#### [TASK STATEMENT]
Pick out every line holding the string "책무성을" and copy it.

#### [ENTRIES]
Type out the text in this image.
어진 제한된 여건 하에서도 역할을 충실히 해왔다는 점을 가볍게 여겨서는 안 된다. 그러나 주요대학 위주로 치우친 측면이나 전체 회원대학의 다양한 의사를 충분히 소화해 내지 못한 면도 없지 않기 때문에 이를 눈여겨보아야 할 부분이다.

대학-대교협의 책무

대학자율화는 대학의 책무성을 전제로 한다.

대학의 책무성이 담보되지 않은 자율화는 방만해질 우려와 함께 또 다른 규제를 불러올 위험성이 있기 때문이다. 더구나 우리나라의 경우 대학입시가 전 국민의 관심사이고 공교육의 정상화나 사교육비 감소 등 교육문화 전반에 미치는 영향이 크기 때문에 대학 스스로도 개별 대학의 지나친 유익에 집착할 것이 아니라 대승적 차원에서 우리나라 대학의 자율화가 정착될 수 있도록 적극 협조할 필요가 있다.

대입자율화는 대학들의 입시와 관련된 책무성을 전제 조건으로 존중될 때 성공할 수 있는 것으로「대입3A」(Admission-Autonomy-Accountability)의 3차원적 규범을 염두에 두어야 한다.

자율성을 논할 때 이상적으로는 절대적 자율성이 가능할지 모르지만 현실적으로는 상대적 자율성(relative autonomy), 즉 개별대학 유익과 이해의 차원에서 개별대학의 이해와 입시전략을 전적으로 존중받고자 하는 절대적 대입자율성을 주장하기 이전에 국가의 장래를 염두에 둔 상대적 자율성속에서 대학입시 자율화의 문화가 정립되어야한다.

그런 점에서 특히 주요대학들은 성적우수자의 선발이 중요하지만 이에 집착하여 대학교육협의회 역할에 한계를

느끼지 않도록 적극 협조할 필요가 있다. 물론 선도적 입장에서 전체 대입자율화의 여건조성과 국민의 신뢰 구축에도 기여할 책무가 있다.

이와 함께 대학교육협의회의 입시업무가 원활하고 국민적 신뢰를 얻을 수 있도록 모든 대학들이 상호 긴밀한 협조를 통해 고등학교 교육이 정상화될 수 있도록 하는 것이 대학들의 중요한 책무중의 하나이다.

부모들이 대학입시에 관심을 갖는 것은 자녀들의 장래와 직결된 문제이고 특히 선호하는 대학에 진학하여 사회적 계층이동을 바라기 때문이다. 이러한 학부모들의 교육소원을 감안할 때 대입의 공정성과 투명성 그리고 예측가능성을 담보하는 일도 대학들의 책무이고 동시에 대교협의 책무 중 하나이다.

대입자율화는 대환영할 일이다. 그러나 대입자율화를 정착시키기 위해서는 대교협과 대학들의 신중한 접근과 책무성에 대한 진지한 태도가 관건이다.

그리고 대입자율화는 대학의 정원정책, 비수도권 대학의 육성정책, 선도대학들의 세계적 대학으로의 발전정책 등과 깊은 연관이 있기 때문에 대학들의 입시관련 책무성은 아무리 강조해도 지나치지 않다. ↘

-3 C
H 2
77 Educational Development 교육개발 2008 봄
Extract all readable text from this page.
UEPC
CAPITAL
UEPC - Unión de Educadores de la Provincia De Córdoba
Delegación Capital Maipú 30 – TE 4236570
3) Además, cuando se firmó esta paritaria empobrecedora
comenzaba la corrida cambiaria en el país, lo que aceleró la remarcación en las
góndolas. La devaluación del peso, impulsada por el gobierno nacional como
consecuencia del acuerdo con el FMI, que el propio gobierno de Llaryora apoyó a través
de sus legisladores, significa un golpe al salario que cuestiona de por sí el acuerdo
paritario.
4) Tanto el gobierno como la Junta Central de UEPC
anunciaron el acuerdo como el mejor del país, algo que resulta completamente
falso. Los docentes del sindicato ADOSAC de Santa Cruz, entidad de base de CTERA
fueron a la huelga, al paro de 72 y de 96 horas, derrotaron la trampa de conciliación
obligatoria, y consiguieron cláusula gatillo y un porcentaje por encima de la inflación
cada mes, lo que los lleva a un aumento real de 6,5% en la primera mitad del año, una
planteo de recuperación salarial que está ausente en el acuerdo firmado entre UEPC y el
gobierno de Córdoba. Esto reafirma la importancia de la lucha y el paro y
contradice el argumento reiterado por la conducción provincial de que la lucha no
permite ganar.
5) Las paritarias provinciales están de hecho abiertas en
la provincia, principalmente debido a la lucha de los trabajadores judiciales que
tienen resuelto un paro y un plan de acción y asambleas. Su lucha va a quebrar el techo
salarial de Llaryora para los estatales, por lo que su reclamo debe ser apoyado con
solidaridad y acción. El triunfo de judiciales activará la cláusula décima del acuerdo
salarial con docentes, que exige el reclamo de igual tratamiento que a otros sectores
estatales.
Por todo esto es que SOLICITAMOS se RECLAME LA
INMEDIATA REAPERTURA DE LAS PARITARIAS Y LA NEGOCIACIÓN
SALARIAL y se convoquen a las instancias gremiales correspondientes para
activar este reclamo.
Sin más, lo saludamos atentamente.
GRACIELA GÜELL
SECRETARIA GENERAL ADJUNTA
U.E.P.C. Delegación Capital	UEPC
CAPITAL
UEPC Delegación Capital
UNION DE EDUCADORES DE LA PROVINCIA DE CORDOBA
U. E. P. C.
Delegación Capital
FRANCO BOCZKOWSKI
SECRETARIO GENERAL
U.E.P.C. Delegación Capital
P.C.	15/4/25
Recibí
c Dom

#### [OUTPUT BELOW]
대학자율화는 대학의 책무성을 전제로 한다.
대입자율화는 대학들의 입시와 관련된 책무성을 전제 조건으로 존중될 때 성공할 수 있는 것으로「대입3A」(Admission-Autonomy-Accountability)의 3차원적 규범을 염두에 두어야 한다.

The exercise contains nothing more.